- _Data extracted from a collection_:
■ ■ ■ ■

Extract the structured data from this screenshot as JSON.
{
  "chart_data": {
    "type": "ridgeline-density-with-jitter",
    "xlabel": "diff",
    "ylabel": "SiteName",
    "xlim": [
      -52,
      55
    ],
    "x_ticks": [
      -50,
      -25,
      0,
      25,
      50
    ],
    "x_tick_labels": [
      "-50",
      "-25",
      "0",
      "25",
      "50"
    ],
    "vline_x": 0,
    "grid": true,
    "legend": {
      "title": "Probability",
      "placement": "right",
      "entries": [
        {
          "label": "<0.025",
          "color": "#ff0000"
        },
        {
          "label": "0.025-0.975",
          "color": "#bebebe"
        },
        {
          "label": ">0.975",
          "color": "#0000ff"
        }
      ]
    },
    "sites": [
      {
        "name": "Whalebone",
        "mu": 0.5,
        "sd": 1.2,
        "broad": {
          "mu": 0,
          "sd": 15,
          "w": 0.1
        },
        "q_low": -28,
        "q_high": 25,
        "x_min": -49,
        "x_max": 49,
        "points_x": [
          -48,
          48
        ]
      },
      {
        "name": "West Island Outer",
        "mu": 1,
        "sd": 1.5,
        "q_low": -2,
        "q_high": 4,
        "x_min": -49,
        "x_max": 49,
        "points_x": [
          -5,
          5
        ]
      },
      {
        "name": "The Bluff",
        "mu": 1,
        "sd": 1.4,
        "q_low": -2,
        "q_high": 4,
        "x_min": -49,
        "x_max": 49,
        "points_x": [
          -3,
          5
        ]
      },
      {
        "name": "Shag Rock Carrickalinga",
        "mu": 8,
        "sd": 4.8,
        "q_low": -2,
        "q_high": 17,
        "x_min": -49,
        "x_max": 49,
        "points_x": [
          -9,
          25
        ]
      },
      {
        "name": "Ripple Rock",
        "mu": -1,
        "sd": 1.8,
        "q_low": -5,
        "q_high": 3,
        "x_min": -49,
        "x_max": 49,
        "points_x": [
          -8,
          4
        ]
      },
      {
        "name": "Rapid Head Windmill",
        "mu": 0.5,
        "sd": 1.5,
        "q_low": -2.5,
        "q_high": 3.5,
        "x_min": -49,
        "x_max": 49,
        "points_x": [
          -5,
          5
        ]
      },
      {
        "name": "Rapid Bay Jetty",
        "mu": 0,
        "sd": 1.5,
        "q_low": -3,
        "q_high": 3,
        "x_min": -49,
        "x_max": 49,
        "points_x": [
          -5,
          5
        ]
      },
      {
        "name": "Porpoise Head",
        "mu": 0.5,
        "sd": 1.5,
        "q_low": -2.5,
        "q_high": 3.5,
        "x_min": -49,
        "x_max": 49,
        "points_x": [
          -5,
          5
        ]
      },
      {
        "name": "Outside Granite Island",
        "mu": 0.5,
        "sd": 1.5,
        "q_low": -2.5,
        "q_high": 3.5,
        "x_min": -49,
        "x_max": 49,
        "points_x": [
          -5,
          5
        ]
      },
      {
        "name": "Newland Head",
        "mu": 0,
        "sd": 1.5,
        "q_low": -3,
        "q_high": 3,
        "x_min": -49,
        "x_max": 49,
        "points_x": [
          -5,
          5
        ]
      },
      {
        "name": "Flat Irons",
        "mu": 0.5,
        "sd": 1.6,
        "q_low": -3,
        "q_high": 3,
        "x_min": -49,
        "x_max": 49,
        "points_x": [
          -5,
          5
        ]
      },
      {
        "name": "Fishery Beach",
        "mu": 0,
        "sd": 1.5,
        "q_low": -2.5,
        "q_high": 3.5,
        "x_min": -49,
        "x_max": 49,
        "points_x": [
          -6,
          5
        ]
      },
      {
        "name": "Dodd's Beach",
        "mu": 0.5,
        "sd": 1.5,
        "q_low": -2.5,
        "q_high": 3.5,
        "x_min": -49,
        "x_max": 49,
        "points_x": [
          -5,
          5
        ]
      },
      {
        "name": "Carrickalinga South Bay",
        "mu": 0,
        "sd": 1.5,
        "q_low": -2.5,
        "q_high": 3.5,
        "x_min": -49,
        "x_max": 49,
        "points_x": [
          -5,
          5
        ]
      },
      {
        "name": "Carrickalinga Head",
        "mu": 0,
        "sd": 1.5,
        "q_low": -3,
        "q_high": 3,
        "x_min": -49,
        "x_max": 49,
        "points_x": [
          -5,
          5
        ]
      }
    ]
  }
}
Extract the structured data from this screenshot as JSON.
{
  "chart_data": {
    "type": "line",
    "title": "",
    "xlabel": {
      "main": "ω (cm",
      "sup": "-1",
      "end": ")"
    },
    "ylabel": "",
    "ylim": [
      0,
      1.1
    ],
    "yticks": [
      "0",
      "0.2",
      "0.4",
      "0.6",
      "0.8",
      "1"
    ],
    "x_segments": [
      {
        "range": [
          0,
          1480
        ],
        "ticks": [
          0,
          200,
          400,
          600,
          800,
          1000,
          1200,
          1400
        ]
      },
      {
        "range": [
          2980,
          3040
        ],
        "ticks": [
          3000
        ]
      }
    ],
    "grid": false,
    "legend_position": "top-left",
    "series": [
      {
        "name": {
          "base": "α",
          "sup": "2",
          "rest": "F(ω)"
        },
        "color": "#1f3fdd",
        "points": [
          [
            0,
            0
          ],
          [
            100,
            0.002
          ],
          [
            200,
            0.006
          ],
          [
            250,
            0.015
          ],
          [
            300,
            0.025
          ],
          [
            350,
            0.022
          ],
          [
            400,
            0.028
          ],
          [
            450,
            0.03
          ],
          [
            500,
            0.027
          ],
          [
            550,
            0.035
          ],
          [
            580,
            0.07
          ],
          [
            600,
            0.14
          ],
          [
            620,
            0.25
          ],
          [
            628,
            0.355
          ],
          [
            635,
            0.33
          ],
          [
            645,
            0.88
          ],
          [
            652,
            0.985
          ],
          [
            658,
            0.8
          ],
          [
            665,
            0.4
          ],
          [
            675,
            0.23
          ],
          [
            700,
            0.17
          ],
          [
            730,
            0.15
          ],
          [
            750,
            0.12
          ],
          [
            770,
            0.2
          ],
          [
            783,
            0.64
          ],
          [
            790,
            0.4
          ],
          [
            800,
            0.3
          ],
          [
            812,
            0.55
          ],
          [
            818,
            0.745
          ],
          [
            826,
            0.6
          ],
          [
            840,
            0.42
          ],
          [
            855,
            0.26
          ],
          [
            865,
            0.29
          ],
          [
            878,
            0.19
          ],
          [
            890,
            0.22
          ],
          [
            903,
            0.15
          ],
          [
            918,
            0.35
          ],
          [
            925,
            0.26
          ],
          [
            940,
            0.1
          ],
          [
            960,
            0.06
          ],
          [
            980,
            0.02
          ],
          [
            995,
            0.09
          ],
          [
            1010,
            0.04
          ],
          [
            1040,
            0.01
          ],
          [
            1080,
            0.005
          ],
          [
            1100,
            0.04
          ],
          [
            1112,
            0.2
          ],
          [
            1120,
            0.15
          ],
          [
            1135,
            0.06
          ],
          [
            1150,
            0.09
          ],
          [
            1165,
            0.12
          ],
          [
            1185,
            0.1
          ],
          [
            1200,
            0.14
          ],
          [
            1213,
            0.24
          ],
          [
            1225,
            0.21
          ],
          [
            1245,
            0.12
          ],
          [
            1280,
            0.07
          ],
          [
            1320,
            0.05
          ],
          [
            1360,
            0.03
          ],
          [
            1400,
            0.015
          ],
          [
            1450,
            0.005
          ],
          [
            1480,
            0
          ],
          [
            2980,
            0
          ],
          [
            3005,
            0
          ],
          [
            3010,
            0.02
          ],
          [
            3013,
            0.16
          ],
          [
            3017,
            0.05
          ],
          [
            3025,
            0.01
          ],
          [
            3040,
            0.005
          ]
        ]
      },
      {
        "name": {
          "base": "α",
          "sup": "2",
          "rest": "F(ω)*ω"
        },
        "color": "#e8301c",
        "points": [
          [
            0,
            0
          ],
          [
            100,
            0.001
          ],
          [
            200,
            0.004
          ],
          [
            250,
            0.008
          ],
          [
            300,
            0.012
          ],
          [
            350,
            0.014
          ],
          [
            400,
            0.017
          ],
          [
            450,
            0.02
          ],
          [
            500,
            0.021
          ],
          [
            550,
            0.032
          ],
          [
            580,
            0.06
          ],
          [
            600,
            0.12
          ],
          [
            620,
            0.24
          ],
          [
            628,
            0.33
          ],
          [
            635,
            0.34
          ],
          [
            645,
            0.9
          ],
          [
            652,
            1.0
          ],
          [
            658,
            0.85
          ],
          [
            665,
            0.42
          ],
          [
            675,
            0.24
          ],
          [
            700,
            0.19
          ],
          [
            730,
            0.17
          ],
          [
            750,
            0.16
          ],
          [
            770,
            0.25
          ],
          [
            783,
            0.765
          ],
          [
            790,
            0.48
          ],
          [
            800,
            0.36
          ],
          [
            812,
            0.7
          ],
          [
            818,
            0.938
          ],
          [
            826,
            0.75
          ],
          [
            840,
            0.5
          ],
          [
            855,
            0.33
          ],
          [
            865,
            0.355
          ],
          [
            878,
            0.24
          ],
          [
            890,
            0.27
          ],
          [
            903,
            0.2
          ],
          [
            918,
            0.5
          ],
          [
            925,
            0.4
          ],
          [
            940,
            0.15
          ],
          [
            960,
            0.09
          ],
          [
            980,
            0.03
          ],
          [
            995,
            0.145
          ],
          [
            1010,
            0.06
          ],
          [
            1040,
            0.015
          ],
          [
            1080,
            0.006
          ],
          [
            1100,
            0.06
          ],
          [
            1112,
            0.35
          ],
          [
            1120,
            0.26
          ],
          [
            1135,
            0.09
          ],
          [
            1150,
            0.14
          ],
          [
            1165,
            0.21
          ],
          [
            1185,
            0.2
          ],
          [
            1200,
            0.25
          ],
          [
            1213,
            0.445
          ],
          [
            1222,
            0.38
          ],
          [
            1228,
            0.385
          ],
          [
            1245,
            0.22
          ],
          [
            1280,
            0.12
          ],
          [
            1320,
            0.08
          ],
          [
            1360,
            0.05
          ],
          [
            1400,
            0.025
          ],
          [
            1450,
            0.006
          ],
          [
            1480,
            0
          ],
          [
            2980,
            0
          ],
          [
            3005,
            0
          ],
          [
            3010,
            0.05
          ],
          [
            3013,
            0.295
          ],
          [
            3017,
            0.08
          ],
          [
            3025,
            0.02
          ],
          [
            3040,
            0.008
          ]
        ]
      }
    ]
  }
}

■ ■ ■ ■

- _Description of the task_: Find the lines above holding the word "Rapid" and show them.

- _Solution to this task_:
        "name": "Rapid Head Windmill",
        "name": "Rapid Bay Jetty",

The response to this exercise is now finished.